▶ [Instructions to follow]:
Leave out every picture, then transcribe the rest of the listing exactly.

── Stored records ──

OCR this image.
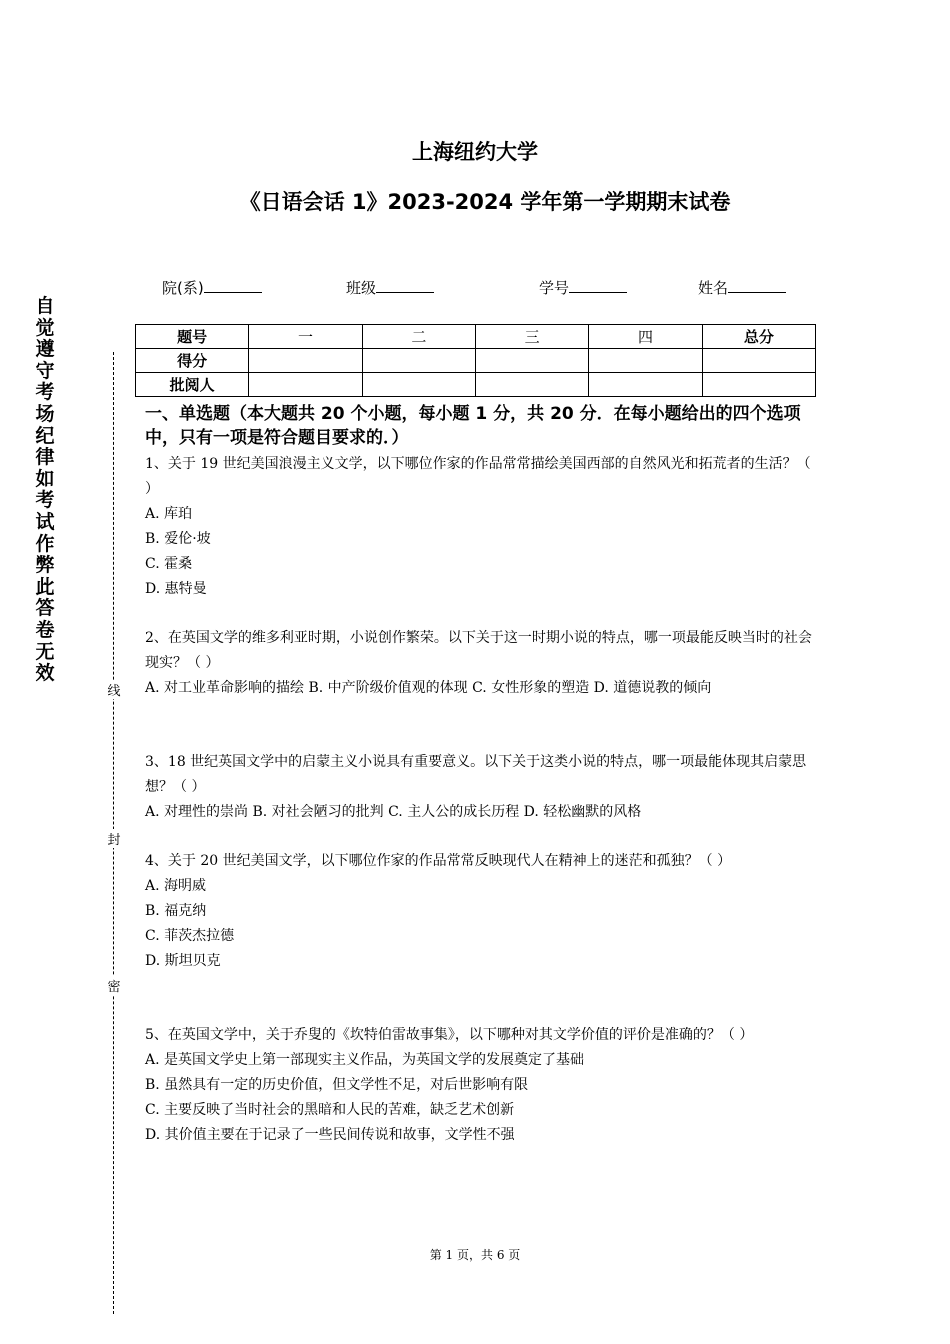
上海纽约大学
《日语会话 1》2023-2024 学年第一学期期末试卷
院(系)	班级	学号	姓名
题号	一	二	三	四	总分
得分					
批阅人					
自觉遵守考场纪律如考试作弊此答卷无效
线
封
密
一、单选题（本大题共 20 个小题，每小题 1 分，共 20 分．在每小题给出的四个选项中，只有一项是符合题目要求的．）

1、关于 19 世纪美国浪漫主义文学，以下哪位作家的作品常常描绘美国西部的自然风光和拓荒者的生活？（ ）

A. 库珀

B. 爱伦·坡

C. 霍桑

D. 惠特曼

2、在英国文学的维多利亚时期，小说创作繁荣。以下关于这一时期小说的特点，哪一项最能反映当时的社会现实？（ ）

A. 对工业革命影响的描绘 B. 中产阶级价值观的体现 C. 女性形象的塑造 D. 道德说教的倾向

3、18 世纪英国文学中的启蒙主义小说具有重要意义。以下关于这类小说的特点，哪一项最能体现其启蒙思想？（ ）

A. 对理性的崇尚 B. 对社会陋习的批判 C. 主人公的成长历程 D. 轻松幽默的风格

4、关于 20 世纪美国文学，以下哪位作家的作品常常反映现代人在精神上的迷茫和孤独？（ ）

A. 海明威

B. 福克纳

C. 菲茨杰拉德

D. 斯坦贝克

5、在英国文学中，关于乔叟的《坎特伯雷故事集》，以下哪种对其文学价值的评价是准确的？（ ）

A. 是英国文学史上第一部现实主义作品，为英国文学的发展奠定了基础

B. 虽然具有一定的历史价值，但文学性不足，对后世影响有限

C. 主要反映了当时社会的黑暗和人民的苦难，缺乏艺术创新

D. 其价值主要在于记录了一些民间传说和故事，文学性不强

第 1 页，共 6 页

───

▶ [Result of this task]:
OCR this image.
上海纽约大学
《日语会话 1》2023-2024 学年第一学期期末试卷
院(系)	班级	学号	姓名
题号	一	二	三	四	总分
得分					
批阅人					
自觉遵守考场纪律如考试作弊此答卷无效
线
封
密
一、单选题（本大题共 20 个小题，每小题 1 分，共 20 分．在每小题给出的四个选项中，只有一项是符合题目要求的．）

1、关于 19 世纪美国浪漫主义文学，以下哪位作家的作品常常描绘美国西部的自然风光和拓荒者的生活？（ ）

A. 库珀

B. 爱伦·坡

C. 霍桑

D. 惠特曼

2、在英国文学的维多利亚时期，小说创作繁荣。以下关于这一时期小说的特点，哪一项最能反映当时的社会现实？（ ）

A. 对工业革命影响的描绘 B. 中产阶级价值观的体现 C. 女性形象的塑造 D. 道德说教的倾向

3、18 世纪英国文学中的启蒙主义小说具有重要意义。以下关于这类小说的特点，哪一项最能体现其启蒙思想？（ ）

A. 对理性的崇尚 B. 对社会陋习的批判 C. 主人公的成长历程 D. 轻松幽默的风格

4、关于 20 世纪美国文学，以下哪位作家的作品常常反映现代人在精神上的迷茫和孤独？（ ）

A. 海明威

B. 福克纳

C. 菲茨杰拉德

D. 斯坦贝克

5、在英国文学中，关于乔叟的《坎特伯雷故事集》，以下哪种对其文学价值的评价是准确的？（ ）

A. 是英国文学史上第一部现实主义作品，为英国文学的发展奠定了基础

B. 虽然具有一定的历史价值，但文学性不足，对后世影响有限

C. 主要反映了当时社会的黑暗和人民的苦难，缺乏艺术创新

D. 其价值主要在于记录了一些民间传说和故事，文学性不强

第 1 页，共 6 页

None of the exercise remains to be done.